**THE EXERCISE:**
Collect the lines of the entries where "true" shows up.

**Entries with figure data:**
·····

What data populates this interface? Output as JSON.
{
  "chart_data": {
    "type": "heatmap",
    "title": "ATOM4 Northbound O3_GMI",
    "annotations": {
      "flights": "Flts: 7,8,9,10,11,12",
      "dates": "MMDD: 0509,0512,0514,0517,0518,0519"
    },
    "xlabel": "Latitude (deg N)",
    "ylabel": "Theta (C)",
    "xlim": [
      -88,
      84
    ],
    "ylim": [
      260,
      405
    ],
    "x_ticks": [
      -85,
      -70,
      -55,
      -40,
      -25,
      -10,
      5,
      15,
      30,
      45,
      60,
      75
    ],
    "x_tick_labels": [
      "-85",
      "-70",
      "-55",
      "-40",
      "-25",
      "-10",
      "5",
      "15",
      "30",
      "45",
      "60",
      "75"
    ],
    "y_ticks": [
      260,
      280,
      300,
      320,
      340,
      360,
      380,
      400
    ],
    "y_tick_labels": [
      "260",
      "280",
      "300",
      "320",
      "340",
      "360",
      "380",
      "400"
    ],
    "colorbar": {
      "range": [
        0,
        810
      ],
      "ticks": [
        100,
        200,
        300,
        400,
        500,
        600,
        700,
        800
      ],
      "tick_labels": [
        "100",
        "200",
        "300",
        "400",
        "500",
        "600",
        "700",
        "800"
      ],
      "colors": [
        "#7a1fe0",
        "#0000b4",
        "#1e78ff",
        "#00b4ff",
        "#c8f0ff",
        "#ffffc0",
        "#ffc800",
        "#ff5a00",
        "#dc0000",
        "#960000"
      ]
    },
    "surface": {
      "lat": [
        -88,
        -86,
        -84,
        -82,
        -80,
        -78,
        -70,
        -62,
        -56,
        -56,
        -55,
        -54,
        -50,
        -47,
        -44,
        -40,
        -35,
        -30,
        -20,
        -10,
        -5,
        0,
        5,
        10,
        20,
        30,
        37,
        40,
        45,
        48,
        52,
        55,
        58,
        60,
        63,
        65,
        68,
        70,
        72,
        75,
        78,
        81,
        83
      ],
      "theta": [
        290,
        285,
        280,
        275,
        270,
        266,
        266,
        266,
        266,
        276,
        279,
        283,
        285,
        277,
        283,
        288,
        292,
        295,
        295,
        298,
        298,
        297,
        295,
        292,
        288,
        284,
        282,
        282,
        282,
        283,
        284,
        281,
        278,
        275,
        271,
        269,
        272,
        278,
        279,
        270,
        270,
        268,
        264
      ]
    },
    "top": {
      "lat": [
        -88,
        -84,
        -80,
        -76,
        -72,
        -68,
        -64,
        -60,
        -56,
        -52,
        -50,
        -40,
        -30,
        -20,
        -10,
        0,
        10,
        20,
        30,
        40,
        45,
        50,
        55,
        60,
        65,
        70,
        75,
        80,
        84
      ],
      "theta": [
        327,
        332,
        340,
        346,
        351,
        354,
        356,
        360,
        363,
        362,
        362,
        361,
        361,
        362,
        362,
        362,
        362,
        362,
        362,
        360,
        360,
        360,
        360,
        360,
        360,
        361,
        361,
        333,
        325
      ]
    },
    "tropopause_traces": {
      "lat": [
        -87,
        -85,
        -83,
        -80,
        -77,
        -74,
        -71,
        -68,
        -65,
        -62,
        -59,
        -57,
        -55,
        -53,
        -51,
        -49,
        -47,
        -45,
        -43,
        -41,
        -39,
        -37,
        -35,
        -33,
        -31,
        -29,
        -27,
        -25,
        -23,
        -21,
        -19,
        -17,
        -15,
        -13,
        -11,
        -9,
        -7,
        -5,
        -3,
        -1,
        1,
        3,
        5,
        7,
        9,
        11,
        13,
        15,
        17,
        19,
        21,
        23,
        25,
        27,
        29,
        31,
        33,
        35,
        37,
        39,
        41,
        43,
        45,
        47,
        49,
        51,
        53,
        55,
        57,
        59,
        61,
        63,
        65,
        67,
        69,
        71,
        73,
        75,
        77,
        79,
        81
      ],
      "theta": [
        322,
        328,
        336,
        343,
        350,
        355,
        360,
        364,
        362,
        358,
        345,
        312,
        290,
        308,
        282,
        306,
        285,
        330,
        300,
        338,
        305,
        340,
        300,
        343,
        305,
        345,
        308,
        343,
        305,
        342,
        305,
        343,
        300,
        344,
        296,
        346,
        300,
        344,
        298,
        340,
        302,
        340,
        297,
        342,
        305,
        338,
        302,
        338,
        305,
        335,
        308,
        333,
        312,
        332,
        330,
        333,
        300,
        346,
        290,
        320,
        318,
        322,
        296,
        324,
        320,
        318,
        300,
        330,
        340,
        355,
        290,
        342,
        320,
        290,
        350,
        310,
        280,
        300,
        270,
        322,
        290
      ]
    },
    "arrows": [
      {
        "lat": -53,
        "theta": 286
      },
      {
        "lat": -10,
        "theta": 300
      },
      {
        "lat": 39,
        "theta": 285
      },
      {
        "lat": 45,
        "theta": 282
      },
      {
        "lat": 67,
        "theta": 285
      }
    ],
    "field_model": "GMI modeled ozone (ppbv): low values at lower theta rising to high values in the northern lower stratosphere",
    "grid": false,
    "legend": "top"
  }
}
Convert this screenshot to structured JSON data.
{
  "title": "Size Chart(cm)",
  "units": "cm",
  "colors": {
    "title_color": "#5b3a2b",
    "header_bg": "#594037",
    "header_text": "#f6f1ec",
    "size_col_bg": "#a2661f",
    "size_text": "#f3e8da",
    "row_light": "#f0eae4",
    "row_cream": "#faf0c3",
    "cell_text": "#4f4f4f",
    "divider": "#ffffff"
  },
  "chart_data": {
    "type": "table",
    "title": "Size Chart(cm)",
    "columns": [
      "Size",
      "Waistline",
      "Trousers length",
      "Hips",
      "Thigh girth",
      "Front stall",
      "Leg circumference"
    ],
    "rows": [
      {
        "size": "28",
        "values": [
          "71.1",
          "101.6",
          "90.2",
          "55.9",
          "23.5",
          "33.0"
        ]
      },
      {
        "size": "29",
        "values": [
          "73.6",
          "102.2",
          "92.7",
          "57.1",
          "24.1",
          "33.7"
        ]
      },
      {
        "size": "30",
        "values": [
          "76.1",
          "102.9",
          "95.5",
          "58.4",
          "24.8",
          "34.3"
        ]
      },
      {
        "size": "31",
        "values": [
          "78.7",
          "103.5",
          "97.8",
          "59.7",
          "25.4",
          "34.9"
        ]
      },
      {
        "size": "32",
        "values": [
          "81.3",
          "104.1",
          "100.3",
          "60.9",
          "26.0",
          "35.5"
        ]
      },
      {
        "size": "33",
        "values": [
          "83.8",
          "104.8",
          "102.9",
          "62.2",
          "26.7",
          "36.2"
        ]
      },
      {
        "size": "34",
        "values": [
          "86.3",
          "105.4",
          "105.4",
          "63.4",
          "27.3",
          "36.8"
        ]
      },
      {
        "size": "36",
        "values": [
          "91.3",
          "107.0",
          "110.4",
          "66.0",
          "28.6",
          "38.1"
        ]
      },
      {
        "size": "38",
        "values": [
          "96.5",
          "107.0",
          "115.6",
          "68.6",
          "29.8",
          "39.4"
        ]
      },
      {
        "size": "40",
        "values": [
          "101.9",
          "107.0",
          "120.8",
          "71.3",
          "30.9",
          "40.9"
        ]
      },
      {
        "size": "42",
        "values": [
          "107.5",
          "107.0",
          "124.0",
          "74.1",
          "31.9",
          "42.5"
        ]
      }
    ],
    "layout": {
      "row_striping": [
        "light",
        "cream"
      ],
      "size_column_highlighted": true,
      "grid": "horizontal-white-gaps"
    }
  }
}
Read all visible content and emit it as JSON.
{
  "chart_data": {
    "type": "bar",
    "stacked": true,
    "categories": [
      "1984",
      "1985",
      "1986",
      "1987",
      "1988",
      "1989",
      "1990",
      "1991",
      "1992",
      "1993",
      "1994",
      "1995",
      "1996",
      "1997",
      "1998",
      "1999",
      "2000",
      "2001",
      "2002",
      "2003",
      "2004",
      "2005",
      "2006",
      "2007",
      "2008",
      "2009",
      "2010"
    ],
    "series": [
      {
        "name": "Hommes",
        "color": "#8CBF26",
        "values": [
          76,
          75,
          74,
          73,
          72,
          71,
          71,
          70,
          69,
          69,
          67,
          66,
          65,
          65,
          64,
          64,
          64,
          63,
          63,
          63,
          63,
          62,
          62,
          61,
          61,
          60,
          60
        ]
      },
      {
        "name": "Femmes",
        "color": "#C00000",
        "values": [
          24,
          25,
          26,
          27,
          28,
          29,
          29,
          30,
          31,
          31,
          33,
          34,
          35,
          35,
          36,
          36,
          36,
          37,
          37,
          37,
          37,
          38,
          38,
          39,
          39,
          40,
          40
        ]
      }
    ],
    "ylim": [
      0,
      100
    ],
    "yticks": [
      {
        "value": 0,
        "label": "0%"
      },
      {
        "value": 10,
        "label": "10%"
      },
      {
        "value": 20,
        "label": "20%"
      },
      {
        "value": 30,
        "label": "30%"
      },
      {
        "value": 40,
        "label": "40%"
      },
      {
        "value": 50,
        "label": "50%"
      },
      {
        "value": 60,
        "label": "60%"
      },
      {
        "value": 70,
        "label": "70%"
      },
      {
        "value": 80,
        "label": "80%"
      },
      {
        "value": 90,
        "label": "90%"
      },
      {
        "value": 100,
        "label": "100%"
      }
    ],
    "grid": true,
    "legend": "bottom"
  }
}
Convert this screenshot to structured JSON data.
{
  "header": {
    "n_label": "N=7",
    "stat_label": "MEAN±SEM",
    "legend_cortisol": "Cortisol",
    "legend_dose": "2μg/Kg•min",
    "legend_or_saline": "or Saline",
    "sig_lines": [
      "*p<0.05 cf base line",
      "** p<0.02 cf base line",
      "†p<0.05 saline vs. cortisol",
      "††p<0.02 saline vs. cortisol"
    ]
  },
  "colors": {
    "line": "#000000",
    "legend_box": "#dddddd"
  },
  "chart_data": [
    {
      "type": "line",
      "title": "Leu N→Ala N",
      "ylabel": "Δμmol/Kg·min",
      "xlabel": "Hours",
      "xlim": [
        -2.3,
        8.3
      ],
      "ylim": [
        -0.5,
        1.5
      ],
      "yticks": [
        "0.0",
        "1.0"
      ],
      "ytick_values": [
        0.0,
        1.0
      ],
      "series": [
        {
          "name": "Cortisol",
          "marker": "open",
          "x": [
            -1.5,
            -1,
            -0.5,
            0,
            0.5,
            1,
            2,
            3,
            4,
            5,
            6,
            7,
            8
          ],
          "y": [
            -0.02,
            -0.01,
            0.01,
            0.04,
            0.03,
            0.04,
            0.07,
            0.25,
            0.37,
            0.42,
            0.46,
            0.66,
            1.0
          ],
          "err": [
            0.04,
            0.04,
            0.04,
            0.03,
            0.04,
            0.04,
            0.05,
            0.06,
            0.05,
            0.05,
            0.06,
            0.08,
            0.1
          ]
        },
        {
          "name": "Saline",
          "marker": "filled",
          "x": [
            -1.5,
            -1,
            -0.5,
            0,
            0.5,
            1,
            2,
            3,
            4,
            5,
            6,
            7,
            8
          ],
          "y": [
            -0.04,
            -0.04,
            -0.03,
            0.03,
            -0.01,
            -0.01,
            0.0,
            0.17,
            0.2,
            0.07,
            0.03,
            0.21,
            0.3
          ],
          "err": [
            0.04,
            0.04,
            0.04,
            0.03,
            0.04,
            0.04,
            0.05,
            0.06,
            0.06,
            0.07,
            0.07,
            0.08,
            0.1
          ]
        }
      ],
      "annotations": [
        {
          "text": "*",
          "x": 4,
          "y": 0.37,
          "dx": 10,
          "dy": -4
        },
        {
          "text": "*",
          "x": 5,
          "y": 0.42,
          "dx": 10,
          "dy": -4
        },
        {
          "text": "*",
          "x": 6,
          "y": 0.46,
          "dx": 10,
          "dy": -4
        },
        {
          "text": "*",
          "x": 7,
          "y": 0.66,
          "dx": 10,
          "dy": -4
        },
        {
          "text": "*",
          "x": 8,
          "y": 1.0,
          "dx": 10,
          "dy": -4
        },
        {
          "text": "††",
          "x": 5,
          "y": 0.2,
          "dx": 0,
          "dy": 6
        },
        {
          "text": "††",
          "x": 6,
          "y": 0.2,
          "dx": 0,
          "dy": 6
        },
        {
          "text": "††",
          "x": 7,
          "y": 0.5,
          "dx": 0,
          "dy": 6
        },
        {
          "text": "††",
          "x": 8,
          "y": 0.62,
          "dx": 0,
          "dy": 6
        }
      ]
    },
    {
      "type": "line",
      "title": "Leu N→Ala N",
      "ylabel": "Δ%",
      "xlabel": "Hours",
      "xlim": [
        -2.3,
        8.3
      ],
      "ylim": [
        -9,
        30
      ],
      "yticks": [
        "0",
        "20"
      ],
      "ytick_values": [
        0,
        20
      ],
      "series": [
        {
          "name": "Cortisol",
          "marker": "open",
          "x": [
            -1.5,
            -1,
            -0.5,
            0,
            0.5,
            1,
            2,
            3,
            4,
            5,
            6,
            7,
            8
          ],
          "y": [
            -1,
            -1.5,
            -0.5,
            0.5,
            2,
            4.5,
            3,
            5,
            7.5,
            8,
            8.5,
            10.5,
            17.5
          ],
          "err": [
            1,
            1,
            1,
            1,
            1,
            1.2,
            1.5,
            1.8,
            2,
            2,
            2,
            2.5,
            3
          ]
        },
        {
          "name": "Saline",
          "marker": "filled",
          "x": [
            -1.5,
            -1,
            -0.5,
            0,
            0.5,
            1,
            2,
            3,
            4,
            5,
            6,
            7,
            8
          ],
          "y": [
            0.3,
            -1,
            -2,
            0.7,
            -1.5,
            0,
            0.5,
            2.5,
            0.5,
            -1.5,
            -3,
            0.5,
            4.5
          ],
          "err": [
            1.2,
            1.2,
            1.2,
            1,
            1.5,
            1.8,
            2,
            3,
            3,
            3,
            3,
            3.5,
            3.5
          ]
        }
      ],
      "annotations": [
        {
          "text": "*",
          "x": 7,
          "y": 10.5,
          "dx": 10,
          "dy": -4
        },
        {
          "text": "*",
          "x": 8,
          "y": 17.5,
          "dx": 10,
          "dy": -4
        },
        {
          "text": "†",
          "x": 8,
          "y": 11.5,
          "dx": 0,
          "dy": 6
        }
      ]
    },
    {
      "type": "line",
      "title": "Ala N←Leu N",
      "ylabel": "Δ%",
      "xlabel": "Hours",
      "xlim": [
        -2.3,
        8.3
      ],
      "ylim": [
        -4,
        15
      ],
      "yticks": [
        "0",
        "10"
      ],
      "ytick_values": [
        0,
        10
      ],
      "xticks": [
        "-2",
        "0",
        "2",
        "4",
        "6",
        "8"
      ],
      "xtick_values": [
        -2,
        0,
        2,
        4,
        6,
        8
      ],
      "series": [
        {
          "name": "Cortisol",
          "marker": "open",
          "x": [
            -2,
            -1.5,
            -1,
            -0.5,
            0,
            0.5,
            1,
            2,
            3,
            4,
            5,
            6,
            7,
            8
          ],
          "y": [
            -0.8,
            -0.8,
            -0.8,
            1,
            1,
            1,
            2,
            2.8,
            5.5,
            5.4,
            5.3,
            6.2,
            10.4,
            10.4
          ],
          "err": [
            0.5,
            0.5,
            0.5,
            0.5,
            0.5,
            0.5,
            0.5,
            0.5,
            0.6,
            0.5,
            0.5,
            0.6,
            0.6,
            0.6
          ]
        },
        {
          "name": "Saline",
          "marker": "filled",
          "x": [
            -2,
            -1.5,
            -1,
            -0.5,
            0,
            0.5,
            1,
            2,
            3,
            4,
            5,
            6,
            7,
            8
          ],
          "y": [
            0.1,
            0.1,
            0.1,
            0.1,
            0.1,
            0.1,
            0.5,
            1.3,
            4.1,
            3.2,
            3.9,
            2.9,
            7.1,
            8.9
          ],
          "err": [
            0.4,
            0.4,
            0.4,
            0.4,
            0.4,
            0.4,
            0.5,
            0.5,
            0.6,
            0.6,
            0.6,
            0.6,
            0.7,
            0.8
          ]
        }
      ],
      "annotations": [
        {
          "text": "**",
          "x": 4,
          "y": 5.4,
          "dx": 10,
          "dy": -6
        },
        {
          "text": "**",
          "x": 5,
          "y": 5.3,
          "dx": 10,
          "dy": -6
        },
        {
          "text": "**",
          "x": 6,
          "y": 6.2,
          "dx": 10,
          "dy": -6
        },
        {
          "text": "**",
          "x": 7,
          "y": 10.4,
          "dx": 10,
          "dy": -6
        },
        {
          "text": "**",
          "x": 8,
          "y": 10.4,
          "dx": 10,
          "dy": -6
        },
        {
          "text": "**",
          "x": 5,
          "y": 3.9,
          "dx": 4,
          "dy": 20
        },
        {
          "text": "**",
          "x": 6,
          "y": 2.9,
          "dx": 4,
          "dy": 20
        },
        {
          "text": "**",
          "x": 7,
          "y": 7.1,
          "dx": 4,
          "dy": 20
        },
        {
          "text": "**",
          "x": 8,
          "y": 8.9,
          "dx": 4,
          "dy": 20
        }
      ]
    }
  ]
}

·····

**EXERCISE OUTPUT:**
      "size_column_highlighted": true,
    "stacked": true,
    "grid": true,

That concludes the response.